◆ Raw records
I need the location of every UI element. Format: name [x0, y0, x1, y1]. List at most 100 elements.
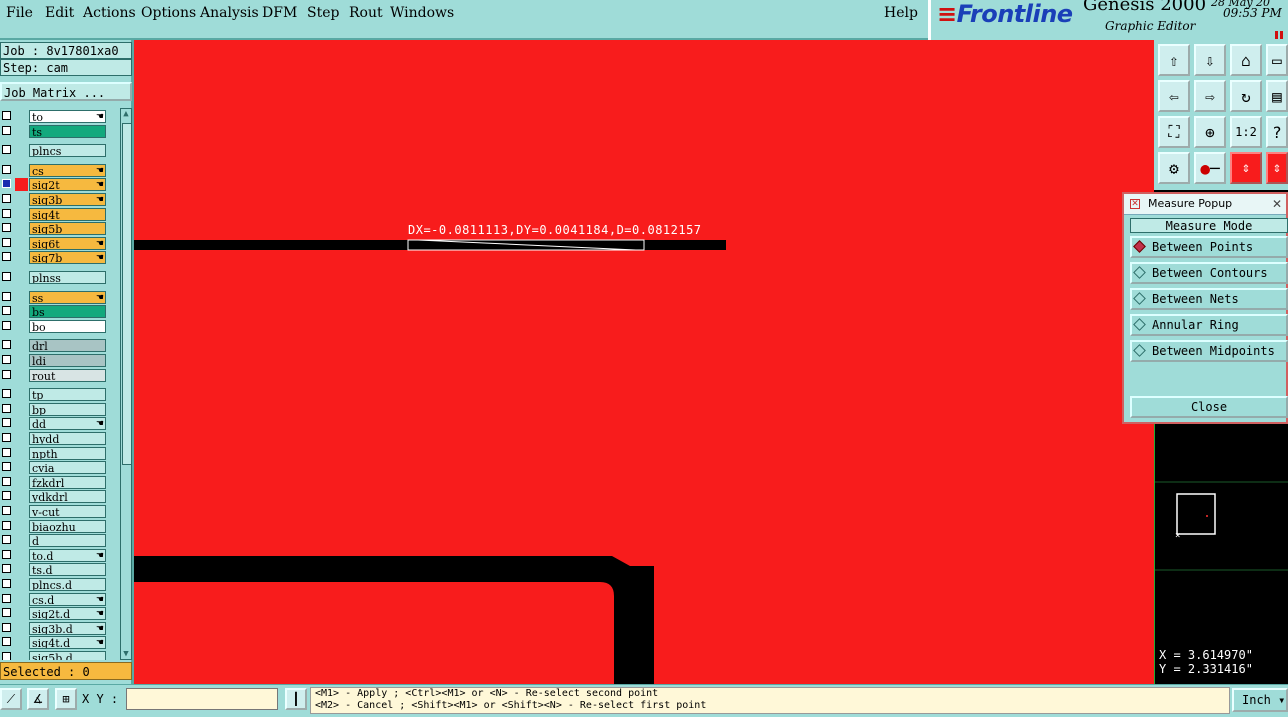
- layer-name[interactable]: ts.d: [29, 563, 106, 577]
- layer-checkbox[interactable]: [2, 306, 11, 316]
- layer-row[interactable]: sig3b ☚: [0, 193, 108, 207]
- option-between-nets[interactable]: Between Nets: [1130, 288, 1288, 310]
- layer-checkbox[interactable]: [2, 491, 11, 501]
- layer-name[interactable]: plncs.d: [29, 578, 106, 591]
- layer-row[interactable]: sig4t.d ☚: [0, 636, 108, 650]
- layer-checkbox[interactable]: [2, 652, 11, 660]
- layer-checkbox[interactable]: [2, 433, 11, 442]
- option-between-midpoints[interactable]: Between Midpoints: [1130, 340, 1288, 362]
- layer-row[interactable]: rout: [0, 368, 108, 383]
- measure-tool-icon[interactable]: ⚙: [1158, 152, 1190, 184]
- layer-checkbox[interactable]: [2, 520, 11, 530]
- snap-icon[interactable]: ⟋: [0, 688, 22, 710]
- menu-edit[interactable]: Edit: [45, 5, 74, 21]
- layer-name[interactable]: ss ☚: [29, 290, 106, 304]
- layer-name[interactable]: d: [29, 534, 106, 548]
- layer-name[interactable]: drl: [29, 339, 106, 353]
- layer-checkbox[interactable]: [2, 579, 11, 588]
- layer-row[interactable]: d: [0, 534, 108, 548]
- popup-titlebar[interactable]: ✕ Measure Popup ✕: [1124, 194, 1286, 215]
- layer-name[interactable]: cs.d ☚: [29, 592, 106, 606]
- layer-checkbox[interactable]: [2, 164, 11, 174]
- layer-row[interactable]: cvia: [0, 461, 108, 475]
- overview-window[interactable]: ×: [1154, 424, 1288, 648]
- snap-point-icon[interactable]: ● ─: [1194, 152, 1226, 184]
- layer-name[interactable]: plnss: [29, 271, 106, 284]
- help-icon[interactable]: ?: [1266, 116, 1288, 148]
- layer-row[interactable]: sig3b.d ☚: [0, 621, 108, 636]
- layer-name[interactable]: bo: [29, 319, 106, 333]
- zoom-fit-icon[interactable]: ⛶: [1158, 116, 1190, 148]
- layer-checkbox[interactable]: [2, 237, 11, 247]
- layer-name[interactable]: bs: [29, 305, 106, 319]
- close-icon[interactable]: ✕: [1272, 194, 1282, 214]
- layer-row[interactable]: ts.d: [0, 563, 108, 577]
- job-matrix-button[interactable]: Job Matrix ...: [0, 82, 132, 101]
- layer-row[interactable]: dd ☚: [0, 417, 108, 431]
- option-between-contours[interactable]: Between Contours: [1130, 262, 1288, 284]
- layer-checkbox[interactable]: [2, 320, 11, 330]
- layer-checkbox[interactable]: [2, 369, 11, 379]
- menu-dfm[interactable]: DFM: [262, 5, 297, 21]
- page-down-icon[interactable]: ⇩: [1194, 44, 1226, 76]
- layer-name[interactable]: sig7b ☚: [29, 251, 106, 265]
- layer-row[interactable]: bs: [0, 305, 108, 319]
- menu-step[interactable]: Step: [307, 5, 339, 21]
- layer-row[interactable]: bo: [0, 319, 108, 334]
- units-selector[interactable]: Inch ▾: [1232, 688, 1288, 712]
- layer-name[interactable]: ydkdrl: [29, 490, 106, 504]
- layer-checkbox[interactable]: [2, 622, 11, 632]
- layer-row[interactable]: cs.d ☚: [0, 592, 108, 607]
- layer-row[interactable]: sig7b ☚: [0, 251, 108, 265]
- xy-input[interactable]: [126, 688, 278, 710]
- layer-name[interactable]: cs ☚: [29, 163, 106, 177]
- layer-checkbox[interactable]: [2, 194, 11, 203]
- layer-name[interactable]: sig4t.d ☚: [29, 636, 106, 650]
- layer-row[interactable]: v-cut: [0, 505, 108, 519]
- layer-row[interactable]: to.d ☚: [0, 548, 108, 563]
- layer-checkbox[interactable]: [2, 447, 11, 457]
- layer-name[interactable]: sig6t ☚: [29, 236, 106, 250]
- layer-name[interactable]: to ☚: [29, 110, 106, 123]
- layer-row[interactable]: to ☚: [0, 110, 108, 124]
- layer-checkbox[interactable]: [2, 179, 11, 189]
- layer-row[interactable]: plnss: [0, 271, 108, 285]
- measure-active-icon[interactable]: ⇕: [1230, 152, 1262, 184]
- layer-name[interactable]: bp: [29, 402, 106, 416]
- layer-row[interactable]: sig4t: [0, 207, 108, 222]
- layer-name[interactable]: biaozhu: [29, 519, 106, 533]
- menu-actions[interactable]: Actions: [83, 5, 136, 21]
- layer-checkbox[interactable]: [2, 506, 11, 515]
- layer-row[interactable]: plncs.d: [0, 578, 108, 592]
- layer-row[interactable]: sig2t.d ☚: [0, 607, 108, 621]
- one-to-one-icon[interactable]: 1:2: [1230, 116, 1262, 148]
- layer-row[interactable]: bp: [0, 402, 108, 417]
- layer-checkbox[interactable]: [2, 111, 11, 120]
- layer-checkbox[interactable]: [2, 593, 11, 603]
- zoom-center-icon[interactable]: ⊕: [1194, 116, 1226, 148]
- layer-row[interactable]: ss ☚: [0, 290, 108, 305]
- layer-row[interactable]: npth: [0, 446, 108, 461]
- layer-name[interactable]: v-cut: [29, 505, 106, 518]
- option-between-points[interactable]: Between Points: [1130, 236, 1288, 258]
- layer-name[interactable]: sig2t ☚: [29, 178, 106, 192]
- layer-row[interactable]: fzkdrl: [0, 475, 108, 490]
- layer-checkbox[interactable]: [2, 549, 11, 559]
- layer-row[interactable]: ts: [0, 124, 108, 139]
- layer-name[interactable]: fzkdrl: [29, 475, 106, 489]
- layer-name[interactable]: sig3b ☚: [29, 193, 106, 206]
- layer-checkbox[interactable]: [2, 223, 11, 233]
- layer-row[interactable]: biaozhu: [0, 519, 108, 534]
- layer-row[interactable]: tp: [0, 388, 108, 402]
- undo-zoom-icon[interactable]: ↻: [1230, 80, 1262, 112]
- layer-row[interactable]: ydkdrl: [0, 490, 108, 504]
- layer-row[interactable]: sig6t ☚: [0, 236, 108, 251]
- layer-checkbox[interactable]: [2, 208, 11, 218]
- menu-rout[interactable]: Rout: [349, 5, 383, 21]
- scroll-down-icon[interactable]: ▼: [122, 649, 130, 659]
- layer-name[interactable]: cvia: [29, 461, 106, 475]
- layer-row[interactable]: cs ☚: [0, 163, 108, 178]
- graphic-canvas[interactable]: DX=-0.0811113,DY=0.0041184,D=0.0812157: [134, 40, 1154, 684]
- layer-checkbox[interactable]: [2, 608, 11, 618]
- layer-checkbox[interactable]: [2, 291, 11, 301]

◆ Written task
Reproduce the records from the line with "- layer-name[interactable]: ts.d: [29, 563, 106, 577]" up to and including the line with "- option-between-midpoints[interactable]: Between", changing every "layer-checkbox" to "layer-toggle" and leaving all else unchanged. Return only those lines.

◆ Output
- layer-name[interactable]: ts.d: [29, 563, 106, 577]
- layer-toggle[interactable]: [2, 306, 11, 316]
- layer-row[interactable]: sig3b ☚: [0, 193, 108, 207]
- option-between-nets[interactable]: Between Nets: [1130, 288, 1288, 310]
- layer-toggle[interactable]: [2, 491, 11, 501]
- layer-name[interactable]: plncs.d: [29, 578, 106, 591]
- layer-row[interactable]: sig4t.d ☚: [0, 636, 108, 650]
- layer-toggle[interactable]: [2, 652, 11, 660]
- layer-toggle[interactable]: [2, 433, 11, 442]
- option-between-midpoints[interactable]: Between Midpoints: [1130, 340, 1288, 362]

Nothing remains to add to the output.